REQUIRED WORK: Report, word for word, every line of the material that contains "вдруг".

(Data records)
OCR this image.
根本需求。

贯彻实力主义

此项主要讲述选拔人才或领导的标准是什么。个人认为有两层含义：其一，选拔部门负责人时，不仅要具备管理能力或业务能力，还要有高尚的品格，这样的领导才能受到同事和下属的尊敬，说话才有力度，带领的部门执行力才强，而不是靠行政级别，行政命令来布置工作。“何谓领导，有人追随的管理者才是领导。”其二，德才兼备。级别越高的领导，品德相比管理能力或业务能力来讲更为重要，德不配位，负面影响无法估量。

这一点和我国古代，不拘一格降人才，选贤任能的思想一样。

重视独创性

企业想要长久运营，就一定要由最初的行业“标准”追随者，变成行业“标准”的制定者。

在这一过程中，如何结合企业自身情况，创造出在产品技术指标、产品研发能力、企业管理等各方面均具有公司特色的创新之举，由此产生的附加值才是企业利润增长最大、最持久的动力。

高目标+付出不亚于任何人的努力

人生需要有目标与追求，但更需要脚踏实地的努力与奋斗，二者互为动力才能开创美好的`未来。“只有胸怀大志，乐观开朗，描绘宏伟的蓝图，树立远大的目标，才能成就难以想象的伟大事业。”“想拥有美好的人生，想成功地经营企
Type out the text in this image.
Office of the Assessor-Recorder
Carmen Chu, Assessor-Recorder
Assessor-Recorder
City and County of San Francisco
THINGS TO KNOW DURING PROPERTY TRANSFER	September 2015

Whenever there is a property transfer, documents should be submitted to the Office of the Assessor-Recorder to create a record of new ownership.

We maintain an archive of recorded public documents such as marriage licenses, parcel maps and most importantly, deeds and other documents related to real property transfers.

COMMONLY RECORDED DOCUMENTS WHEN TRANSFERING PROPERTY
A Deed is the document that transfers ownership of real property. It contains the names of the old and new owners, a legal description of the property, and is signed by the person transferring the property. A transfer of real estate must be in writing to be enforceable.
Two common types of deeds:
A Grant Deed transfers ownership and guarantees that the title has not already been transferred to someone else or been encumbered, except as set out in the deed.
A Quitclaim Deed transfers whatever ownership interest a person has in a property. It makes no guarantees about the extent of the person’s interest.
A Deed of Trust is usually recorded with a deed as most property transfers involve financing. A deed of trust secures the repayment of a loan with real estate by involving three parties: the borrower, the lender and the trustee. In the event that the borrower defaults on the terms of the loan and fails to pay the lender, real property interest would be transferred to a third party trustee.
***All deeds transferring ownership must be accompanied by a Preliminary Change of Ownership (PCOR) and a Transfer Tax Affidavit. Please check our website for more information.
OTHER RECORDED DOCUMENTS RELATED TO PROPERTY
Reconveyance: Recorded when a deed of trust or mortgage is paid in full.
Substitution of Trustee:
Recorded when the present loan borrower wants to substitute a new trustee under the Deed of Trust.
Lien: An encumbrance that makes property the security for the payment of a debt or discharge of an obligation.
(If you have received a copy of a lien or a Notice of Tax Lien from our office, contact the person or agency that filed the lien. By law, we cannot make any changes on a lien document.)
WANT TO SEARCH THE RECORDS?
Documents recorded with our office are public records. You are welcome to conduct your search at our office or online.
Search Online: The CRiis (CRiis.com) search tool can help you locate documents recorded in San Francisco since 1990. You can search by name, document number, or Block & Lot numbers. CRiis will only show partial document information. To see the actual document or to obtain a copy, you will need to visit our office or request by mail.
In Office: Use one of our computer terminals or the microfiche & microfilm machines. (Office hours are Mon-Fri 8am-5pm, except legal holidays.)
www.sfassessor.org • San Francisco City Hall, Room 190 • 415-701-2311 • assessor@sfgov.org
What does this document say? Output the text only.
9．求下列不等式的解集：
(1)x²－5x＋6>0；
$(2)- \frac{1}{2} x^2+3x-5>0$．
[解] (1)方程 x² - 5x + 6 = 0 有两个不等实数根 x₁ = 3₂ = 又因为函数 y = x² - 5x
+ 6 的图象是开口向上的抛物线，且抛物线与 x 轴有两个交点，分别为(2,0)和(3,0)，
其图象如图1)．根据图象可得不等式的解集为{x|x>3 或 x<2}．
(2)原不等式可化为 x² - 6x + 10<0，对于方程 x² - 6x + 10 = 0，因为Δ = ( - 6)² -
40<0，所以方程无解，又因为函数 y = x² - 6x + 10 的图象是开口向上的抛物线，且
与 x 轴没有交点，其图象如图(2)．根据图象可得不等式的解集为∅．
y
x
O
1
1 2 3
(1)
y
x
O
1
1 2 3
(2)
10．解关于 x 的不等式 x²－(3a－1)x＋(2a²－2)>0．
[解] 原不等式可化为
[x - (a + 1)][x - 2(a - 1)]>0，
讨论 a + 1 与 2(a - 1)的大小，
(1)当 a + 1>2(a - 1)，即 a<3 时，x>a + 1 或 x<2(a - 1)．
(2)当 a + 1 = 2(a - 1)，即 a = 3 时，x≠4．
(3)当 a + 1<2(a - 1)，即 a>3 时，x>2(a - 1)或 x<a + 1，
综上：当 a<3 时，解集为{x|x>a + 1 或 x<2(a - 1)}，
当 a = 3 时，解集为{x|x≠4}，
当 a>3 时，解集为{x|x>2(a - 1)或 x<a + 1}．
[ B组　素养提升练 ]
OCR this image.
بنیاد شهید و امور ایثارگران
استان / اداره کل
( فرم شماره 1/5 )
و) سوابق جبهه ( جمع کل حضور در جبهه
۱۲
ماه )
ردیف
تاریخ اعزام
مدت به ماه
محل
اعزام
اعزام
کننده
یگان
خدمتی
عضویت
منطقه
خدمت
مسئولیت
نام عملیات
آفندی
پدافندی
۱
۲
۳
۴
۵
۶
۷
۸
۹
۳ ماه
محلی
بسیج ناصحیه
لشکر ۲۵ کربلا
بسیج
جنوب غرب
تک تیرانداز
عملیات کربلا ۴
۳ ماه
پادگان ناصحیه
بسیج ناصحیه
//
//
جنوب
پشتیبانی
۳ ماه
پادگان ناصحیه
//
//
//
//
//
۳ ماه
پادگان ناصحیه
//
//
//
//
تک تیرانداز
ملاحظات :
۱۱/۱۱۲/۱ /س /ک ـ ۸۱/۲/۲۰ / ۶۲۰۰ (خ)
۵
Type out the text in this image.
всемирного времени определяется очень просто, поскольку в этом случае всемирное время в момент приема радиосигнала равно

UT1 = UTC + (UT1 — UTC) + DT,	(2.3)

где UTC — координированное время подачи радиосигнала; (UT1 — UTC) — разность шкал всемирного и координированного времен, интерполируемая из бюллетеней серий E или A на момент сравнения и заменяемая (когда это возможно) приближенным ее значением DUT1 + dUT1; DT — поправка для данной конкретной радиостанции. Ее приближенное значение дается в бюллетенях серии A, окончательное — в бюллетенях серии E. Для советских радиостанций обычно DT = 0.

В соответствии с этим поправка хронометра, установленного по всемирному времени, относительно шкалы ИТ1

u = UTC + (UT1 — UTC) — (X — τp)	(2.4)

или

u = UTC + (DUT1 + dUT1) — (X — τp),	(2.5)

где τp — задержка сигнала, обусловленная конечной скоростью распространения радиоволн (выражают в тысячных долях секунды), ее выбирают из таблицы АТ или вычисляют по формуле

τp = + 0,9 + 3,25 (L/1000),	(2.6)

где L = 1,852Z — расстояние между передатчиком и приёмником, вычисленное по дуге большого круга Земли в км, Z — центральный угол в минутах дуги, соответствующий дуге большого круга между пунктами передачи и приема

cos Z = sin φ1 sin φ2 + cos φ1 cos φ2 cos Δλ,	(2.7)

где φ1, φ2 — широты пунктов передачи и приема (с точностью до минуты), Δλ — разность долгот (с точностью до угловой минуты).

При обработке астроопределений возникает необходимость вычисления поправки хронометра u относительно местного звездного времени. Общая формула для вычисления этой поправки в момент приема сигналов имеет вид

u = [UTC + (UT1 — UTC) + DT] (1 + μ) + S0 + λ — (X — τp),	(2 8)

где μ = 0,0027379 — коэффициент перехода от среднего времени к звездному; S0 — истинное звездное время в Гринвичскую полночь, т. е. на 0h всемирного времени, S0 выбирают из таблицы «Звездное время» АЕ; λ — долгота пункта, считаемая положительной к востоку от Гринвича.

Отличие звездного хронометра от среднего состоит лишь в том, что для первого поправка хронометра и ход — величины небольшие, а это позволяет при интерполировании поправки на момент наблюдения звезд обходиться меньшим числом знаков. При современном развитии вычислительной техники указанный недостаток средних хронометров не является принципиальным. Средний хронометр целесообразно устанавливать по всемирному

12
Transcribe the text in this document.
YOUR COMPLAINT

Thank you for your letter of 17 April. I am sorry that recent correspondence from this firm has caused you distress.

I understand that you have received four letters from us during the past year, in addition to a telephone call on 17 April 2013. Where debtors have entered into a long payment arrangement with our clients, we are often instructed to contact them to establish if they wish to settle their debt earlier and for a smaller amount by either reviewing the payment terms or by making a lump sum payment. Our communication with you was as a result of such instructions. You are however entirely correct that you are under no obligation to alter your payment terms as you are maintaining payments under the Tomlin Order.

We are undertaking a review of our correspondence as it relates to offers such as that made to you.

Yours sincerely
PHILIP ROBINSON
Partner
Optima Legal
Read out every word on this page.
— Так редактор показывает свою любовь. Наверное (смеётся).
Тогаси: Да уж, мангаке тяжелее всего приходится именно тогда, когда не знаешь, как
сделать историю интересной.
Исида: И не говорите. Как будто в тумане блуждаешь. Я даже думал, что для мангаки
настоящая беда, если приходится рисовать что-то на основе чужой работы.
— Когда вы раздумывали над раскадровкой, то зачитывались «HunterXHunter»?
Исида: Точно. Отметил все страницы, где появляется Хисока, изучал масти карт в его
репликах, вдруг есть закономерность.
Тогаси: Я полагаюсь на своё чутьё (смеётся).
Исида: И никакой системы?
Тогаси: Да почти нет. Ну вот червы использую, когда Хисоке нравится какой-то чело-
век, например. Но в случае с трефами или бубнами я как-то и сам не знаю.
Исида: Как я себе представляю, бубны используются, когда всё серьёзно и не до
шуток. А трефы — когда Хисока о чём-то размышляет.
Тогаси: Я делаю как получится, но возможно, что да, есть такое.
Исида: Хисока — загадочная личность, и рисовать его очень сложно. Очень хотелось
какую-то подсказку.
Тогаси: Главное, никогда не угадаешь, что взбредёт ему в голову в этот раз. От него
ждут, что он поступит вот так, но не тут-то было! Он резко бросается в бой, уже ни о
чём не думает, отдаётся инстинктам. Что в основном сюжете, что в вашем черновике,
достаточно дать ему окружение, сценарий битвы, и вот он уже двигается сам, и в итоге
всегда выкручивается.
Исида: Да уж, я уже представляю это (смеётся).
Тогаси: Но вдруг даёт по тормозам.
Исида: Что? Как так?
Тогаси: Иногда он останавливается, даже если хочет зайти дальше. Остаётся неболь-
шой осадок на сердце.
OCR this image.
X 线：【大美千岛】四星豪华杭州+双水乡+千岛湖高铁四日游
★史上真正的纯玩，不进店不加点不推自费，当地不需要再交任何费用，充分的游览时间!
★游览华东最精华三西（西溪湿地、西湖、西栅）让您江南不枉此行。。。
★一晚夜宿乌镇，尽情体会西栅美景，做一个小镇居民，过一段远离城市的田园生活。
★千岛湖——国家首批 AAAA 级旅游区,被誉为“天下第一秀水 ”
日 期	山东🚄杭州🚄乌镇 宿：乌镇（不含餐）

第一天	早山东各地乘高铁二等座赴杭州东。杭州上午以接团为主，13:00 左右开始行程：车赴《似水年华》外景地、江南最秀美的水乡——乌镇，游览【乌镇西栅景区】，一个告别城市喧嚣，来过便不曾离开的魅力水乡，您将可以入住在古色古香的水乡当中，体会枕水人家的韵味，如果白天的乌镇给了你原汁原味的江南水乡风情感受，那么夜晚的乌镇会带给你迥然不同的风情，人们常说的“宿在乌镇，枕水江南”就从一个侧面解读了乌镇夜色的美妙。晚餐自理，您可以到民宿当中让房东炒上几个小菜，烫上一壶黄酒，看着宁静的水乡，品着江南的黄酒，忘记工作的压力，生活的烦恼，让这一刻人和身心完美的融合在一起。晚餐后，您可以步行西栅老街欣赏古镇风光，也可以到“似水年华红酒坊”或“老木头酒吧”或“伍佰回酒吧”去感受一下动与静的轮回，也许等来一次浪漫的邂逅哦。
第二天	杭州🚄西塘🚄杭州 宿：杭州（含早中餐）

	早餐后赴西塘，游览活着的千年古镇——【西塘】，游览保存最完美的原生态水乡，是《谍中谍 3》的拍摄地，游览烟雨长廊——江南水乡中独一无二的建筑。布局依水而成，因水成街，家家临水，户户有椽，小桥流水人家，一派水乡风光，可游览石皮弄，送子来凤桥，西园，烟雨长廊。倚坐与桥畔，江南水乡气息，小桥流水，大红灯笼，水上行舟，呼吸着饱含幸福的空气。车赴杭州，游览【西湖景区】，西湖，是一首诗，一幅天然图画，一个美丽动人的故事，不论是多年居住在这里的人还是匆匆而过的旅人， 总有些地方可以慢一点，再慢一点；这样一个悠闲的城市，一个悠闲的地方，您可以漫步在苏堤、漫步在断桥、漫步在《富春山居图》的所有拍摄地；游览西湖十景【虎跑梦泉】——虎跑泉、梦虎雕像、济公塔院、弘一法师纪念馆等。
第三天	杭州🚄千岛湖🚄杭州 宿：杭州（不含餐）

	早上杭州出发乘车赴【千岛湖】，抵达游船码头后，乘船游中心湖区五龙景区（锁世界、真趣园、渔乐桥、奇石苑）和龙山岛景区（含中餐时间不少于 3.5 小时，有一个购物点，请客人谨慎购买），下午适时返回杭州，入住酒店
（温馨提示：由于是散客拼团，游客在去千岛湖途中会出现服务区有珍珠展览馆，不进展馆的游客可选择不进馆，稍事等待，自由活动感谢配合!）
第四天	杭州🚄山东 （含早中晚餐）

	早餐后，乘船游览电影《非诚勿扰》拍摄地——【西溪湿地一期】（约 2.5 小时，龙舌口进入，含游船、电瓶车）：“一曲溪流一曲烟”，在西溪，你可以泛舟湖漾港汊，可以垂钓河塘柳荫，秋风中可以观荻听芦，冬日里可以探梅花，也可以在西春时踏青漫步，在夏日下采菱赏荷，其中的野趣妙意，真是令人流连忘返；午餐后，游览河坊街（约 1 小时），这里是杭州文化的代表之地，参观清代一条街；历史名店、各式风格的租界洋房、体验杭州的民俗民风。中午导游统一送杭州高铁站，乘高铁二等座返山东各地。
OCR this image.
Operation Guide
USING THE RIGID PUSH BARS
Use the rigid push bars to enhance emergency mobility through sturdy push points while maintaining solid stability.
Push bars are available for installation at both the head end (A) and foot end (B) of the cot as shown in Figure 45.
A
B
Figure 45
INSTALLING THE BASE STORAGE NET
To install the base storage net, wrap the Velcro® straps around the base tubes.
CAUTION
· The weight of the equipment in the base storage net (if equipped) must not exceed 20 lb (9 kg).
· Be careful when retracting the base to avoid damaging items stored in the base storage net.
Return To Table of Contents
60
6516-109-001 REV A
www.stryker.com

RESPONSE TO THIS TASK:
репликах, вдруг есть закономерность.
Тогаси: Но вдруг даёт по тормозам.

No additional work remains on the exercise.